===== Records provided =====
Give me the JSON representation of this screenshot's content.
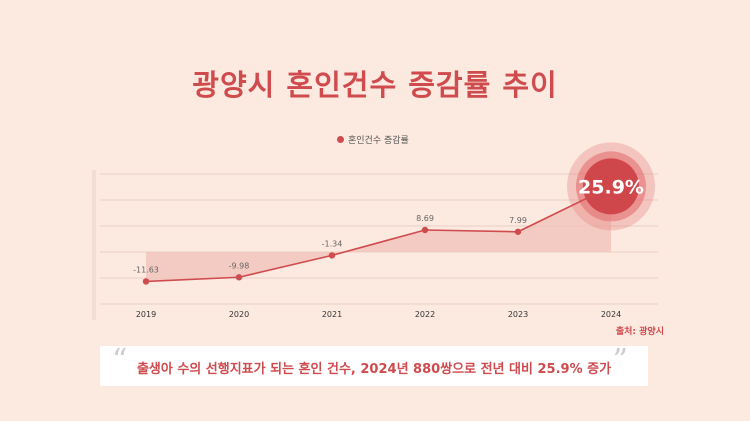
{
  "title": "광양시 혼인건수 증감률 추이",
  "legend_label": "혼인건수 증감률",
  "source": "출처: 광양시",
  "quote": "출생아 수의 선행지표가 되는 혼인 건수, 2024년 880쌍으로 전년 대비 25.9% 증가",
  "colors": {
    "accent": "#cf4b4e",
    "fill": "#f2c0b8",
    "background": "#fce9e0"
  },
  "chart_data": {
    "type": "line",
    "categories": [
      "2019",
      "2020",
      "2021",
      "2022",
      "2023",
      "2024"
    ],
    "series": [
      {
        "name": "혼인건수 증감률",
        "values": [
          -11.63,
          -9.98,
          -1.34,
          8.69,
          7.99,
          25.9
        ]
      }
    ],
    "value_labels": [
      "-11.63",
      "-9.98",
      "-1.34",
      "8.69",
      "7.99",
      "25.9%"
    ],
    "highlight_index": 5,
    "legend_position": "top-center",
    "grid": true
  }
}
=====
===== Records provided =====
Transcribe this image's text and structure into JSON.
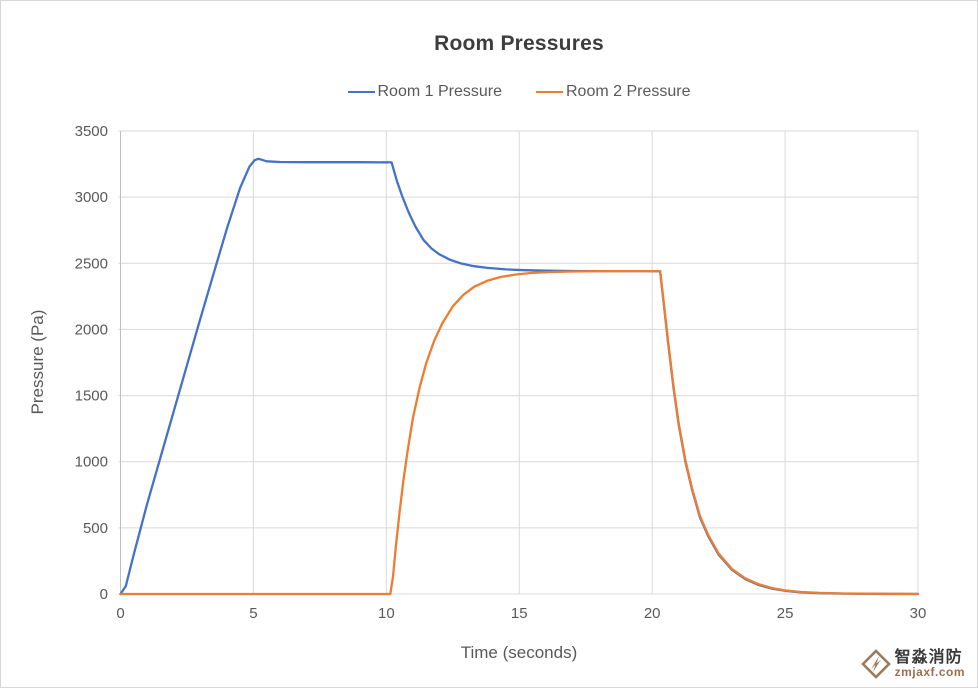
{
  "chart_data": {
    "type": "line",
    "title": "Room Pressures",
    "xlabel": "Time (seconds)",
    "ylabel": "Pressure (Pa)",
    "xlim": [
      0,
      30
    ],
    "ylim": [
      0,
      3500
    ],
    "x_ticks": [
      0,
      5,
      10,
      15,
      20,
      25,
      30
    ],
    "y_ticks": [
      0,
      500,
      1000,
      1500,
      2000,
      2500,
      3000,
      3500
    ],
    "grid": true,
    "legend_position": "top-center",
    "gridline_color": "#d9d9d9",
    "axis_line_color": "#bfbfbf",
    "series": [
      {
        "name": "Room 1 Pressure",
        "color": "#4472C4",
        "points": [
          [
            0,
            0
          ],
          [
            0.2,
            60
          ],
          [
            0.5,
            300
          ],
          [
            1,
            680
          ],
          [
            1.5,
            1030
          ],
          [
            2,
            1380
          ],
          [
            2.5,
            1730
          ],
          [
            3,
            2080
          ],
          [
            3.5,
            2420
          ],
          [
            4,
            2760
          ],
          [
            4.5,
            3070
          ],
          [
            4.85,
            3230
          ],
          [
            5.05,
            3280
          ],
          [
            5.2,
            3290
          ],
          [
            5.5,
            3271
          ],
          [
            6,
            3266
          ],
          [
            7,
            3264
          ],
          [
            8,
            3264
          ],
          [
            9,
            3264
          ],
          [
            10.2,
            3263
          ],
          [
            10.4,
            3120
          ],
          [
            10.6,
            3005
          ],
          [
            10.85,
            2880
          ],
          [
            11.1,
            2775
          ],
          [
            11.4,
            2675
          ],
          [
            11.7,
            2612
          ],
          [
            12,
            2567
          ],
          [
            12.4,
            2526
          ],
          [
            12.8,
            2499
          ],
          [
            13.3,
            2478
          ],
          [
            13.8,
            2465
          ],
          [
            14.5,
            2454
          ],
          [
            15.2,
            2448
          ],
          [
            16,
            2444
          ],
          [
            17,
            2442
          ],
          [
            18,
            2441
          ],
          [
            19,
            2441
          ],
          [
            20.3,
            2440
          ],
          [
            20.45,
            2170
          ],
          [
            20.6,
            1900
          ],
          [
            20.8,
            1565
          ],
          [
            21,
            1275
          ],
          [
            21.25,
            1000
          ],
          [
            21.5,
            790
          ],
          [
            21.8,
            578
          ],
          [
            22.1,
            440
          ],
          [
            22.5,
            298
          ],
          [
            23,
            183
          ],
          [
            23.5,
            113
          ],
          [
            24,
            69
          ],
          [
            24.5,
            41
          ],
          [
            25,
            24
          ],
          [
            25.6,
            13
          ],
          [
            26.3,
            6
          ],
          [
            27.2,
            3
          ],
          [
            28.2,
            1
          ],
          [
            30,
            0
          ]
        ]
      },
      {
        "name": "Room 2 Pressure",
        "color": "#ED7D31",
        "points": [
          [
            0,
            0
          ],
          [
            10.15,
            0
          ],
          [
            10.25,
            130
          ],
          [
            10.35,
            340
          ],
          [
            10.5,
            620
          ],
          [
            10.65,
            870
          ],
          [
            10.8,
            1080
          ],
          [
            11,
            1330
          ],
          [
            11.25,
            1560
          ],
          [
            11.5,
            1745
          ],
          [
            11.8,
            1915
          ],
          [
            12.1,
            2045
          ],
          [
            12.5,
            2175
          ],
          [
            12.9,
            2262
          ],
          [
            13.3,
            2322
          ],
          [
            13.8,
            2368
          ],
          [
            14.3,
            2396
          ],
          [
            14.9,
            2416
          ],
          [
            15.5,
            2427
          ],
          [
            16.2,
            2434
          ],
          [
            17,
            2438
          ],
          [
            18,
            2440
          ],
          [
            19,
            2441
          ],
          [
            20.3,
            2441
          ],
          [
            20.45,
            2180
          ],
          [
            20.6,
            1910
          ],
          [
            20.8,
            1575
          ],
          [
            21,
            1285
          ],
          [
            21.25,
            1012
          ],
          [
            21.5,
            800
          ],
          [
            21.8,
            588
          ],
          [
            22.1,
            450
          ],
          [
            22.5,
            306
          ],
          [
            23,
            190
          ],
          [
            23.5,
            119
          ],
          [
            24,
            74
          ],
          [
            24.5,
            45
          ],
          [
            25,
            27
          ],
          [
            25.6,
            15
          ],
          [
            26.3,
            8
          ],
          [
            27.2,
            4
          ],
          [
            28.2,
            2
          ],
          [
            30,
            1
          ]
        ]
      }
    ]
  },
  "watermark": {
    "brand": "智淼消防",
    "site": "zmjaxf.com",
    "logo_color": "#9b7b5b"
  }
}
=====
Task to carry out ▸ Identify which lines contain the word "this" and copy each one.

Response below ▸
Give me the JSON representation of this screenshot's content.
Transcribe this image's text and structure into JSON.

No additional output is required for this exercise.